Exercise instructions: The listing below should be copied in full, word for word.

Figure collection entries
++++++++++
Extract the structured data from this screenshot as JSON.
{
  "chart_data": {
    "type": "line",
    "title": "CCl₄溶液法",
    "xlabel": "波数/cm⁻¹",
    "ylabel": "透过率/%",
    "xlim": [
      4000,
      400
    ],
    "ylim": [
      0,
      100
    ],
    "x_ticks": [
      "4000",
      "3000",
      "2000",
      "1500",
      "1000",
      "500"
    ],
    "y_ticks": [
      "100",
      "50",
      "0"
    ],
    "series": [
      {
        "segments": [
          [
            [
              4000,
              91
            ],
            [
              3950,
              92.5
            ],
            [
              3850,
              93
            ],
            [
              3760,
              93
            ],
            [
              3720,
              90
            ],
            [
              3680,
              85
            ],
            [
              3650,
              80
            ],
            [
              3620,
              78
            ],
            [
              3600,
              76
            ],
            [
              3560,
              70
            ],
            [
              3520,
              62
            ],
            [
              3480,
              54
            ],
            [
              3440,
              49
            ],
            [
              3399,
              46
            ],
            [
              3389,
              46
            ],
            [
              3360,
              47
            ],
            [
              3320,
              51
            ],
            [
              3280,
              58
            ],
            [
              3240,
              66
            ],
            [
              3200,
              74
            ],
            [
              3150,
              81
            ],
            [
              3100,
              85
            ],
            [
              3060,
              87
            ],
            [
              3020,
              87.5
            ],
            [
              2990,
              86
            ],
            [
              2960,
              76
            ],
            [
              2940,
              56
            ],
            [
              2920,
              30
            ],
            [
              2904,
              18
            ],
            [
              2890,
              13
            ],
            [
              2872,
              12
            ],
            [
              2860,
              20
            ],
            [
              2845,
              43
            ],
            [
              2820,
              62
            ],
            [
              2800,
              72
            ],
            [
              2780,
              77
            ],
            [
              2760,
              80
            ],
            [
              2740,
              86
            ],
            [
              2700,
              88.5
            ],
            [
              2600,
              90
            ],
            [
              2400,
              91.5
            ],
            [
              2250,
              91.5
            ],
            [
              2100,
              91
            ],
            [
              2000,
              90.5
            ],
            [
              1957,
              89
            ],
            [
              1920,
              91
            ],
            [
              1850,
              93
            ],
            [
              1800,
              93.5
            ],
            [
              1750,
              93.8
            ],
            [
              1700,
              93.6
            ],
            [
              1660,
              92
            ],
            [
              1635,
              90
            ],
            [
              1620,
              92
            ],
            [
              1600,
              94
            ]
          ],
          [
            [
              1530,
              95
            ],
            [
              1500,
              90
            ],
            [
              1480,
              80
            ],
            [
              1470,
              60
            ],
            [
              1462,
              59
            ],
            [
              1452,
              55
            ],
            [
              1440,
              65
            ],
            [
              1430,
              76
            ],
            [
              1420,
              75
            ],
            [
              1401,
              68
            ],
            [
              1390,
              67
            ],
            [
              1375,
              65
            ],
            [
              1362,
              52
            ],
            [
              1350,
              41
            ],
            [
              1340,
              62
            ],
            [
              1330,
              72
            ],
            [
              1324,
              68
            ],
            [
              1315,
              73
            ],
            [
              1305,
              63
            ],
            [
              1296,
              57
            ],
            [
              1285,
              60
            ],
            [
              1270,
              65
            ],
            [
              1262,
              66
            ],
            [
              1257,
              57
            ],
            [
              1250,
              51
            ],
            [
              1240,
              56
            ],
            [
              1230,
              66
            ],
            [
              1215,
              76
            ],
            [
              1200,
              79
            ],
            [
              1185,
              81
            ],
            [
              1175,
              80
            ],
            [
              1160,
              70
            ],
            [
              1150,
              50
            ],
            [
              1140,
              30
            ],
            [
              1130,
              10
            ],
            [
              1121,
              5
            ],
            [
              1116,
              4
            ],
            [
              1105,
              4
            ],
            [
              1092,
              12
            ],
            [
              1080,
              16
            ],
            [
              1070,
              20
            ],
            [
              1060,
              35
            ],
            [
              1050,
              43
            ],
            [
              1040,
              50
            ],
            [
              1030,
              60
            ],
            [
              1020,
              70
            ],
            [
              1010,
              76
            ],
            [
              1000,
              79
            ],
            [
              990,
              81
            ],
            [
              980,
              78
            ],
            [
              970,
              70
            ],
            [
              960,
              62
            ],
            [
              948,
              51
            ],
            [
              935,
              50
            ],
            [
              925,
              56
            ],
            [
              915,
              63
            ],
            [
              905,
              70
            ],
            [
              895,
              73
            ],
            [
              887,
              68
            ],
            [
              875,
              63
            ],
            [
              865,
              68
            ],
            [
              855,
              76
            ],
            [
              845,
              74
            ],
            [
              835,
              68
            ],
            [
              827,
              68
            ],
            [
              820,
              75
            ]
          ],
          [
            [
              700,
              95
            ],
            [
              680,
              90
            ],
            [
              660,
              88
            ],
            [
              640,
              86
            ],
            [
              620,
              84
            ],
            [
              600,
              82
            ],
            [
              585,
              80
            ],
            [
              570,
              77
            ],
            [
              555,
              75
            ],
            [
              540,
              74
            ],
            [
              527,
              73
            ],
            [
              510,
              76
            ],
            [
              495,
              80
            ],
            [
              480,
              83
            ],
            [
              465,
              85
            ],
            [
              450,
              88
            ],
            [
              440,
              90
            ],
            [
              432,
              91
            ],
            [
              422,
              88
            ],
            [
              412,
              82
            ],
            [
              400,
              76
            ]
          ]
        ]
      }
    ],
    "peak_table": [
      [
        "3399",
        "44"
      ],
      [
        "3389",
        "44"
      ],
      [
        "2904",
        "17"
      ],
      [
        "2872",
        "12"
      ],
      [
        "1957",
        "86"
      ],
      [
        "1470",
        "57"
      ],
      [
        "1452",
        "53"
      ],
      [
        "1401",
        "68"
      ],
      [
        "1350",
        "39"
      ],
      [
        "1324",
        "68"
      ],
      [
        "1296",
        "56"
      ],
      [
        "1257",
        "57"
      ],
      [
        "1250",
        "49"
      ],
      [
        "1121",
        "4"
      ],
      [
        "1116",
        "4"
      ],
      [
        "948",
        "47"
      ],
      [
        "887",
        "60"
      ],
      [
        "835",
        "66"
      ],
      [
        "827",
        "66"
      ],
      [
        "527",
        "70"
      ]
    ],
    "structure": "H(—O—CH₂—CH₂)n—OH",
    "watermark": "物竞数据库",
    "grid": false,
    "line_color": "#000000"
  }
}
++++++++++
Written answer:
Extract the structured data from this screenshot as JSON.
{
  "chart_data": {
    "type": "line",
    "title": "CCl₄溶液法",
    "xlabel": "波数/cm⁻¹",
    "ylabel": "透过率/%",
    "xlim": [
      4000,
      400
    ],
    "ylim": [
      0,
      100
    ],
    "x_ticks": [
      "4000",
      "3000",
      "2000",
      "1500",
      "1000",
      "500"
    ],
    "y_ticks": [
      "100",
      "50",
      "0"
    ],
    "series": [
      {
        "segments": [
          [
            [
              4000,
              91
            ],
            [
              3950,
              92.5
            ],
            [
              3850,
              93
            ],
            [
              3760,
              93
            ],
            [
              3720,
              90
            ],
            [
              3680,
              85
            ],
            [
              3650,
              80
            ],
            [
              3620,
              78
            ],
            [
              3600,
              76
            ],
            [
              3560,
              70
            ],
            [
              3520,
              62
            ],
            [
              3480,
              54
            ],
            [
              3440,
              49
            ],
            [
              3399,
              46
            ],
            [
              3389,
              46
            ],
            [
              3360,
              47
            ],
            [
              3320,
              51
            ],
            [
              3280,
              58
            ],
            [
              3240,
              66
            ],
            [
              3200,
              74
            ],
            [
              3150,
              81
            ],
            [
              3100,
              85
            ],
            [
              3060,
              87
            ],
            [
              3020,
              87.5
            ],
            [
              2990,
              86
            ],
            [
              2960,
              76
            ],
            [
              2940,
              56
            ],
            [
              2920,
              30
            ],
            [
              2904,
              18
            ],
            [
              2890,
              13
            ],
            [
              2872,
              12
            ],
            [
              2860,
              20
            ],
            [
              2845,
              43
            ],
            [
              2820,
              62
            ],
            [
              2800,
              72
            ],
            [
              2780,
              77
            ],
            [
              2760,
              80
            ],
            [
              2740,
              86
            ],
            [
              2700,
              88.5
            ],
            [
              2600,
              90
            ],
            [
              2400,
              91.5
            ],
            [
              2250,
              91.5
            ],
            [
              2100,
              91
            ],
            [
              2000,
              90.5
            ],
            [
              1957,
              89
            ],
            [
              1920,
              91
            ],
            [
              1850,
              93
            ],
            [
              1800,
              93.5
            ],
            [
              1750,
              93.8
            ],
            [
              1700,
              93.6
            ],
            [
              1660,
              92
            ],
            [
              1635,
              90
            ],
            [
              1620,
              92
            ],
            [
              1600,
              94
            ]
          ],
          [
            [
              1530,
              95
            ],
            [
              1500,
              90
            ],
            [
              1480,
              80
            ],
            [
              1470,
              60
            ],
            [
              1462,
              59
            ],
            [
              1452,
              55
            ],
            [
              1440,
              65
            ],
            [
              1430,
              76
            ],
            [
              1420,
              75
            ],
            [
              1401,
              68
            ],
            [
              1390,
              67
            ],
            [
              1375,
              65
            ],
            [
              1362,
              52
            ],
            [
              1350,
              41
            ],
            [
              1340,
              62
            ],
            [
              1330,
              72
            ],
            [
              1324,
              68
            ],
            [
              1315,
              73
            ],
            [
              1305,
              63
            ],
            [
              1296,
              57
            ],
            [
              1285,
              60
            ],
            [
              1270,
              65
            ],
            [
              1262,
              66
            ],
            [
              1257,
              57
            ],
            [
              1250,
              51
            ],
            [
              1240,
              56
            ],
            [
              1230,
              66
            ],
            [
              1215,
              76
            ],
            [
              1200,
              79
            ],
            [
              1185,
              81
            ],
            [
              1175,
              80
            ],
            [
              1160,
              70
            ],
            [
              1150,
              50
            ],
            [
              1140,
              30
            ],
            [
              1130,
              10
            ],
            [
              1121,
              5
            ],
            [
              1116,
              4
            ],
            [
              1105,
              4
            ],
            [
              1092,
              12
            ],
            [
              1080,
              16
            ],
            [
              1070,
              20
            ],
            [
              1060,
              35
            ],
            [
              1050,
              43
            ],
            [
              1040,
              50
            ],
            [
              1030,
              60
            ],
            [
              1020,
              70
            ],
            [
              1010,
              76
            ],
            [
              1000,
              79
            ],
            [
              990,
              81
            ],
            [
              980,
              78
            ],
            [
              970,
              70
            ],
            [
              960,
              62
            ],
            [
              948,
              51
            ],
            [
              935,
              50
            ],
            [
              925,
              56
            ],
            [
              915,
              63
            ],
            [
              905,
              70
            ],
            [
              895,
              73
            ],
            [
              887,
              68
            ],
            [
              875,
              63
            ],
            [
              865,
              68
            ],
            [
              855,
              76
            ],
            [
              845,
              74
            ],
            [
              835,
              68
            ],
            [
              827,
              68
            ],
            [
              820,
              75
            ]
          ],
          [
            [
              700,
              95
            ],
            [
              680,
              90
            ],
            [
              660,
              88
            ],
            [
              640,
              86
            ],
            [
              620,
              84
            ],
            [
              600,
              82
            ],
            [
              585,
              80
            ],
            [
              570,
              77
            ],
            [
              555,
              75
            ],
            [
              540,
              74
            ],
            [
              527,
              73
            ],
            [
              510,
              76
            ],
            [
              495,
              80
            ],
            [
              480,
              83
            ],
            [
              465,
              85
            ],
            [
              450,
              88
            ],
            [
              440,
              90
            ],
            [
              432,
              91
            ],
            [
              422,
              88
            ],
            [
              412,
              82
            ],
            [
              400,
              76
            ]
          ]
        ]
      }
    ],
    "peak_table": [
      [
        "3399",
        "44"
      ],
      [
        "3389",
        "44"
      ],
      [
        "2904",
        "17"
      ],
      [
        "2872",
        "12"
      ],
      [
        "1957",
        "86"
      ],
      [
        "1470",
        "57"
      ],
      [
        "1452",
        "53"
      ],
      [
        "1401",
        "68"
      ],
      [
        "1350",
        "39"
      ],
      [
        "1324",
        "68"
      ],
      [
        "1296",
        "56"
      ],
      [
        "1257",
        "57"
      ],
      [
        "1250",
        "49"
      ],
      [
        "1121",
        "4"
      ],
      [
        "1116",
        "4"
      ],
      [
        "948",
        "47"
      ],
      [
        "887",
        "60"
      ],
      [
        "835",
        "66"
      ],
      [
        "827",
        "66"
      ],
      [
        "527",
        "70"
      ]
    ],
    "structure": "H(—O—CH₂—CH₂)n—OH",
    "watermark": "物竞数据库",
    "grid": false,
    "line_color": "#000000"
  }
}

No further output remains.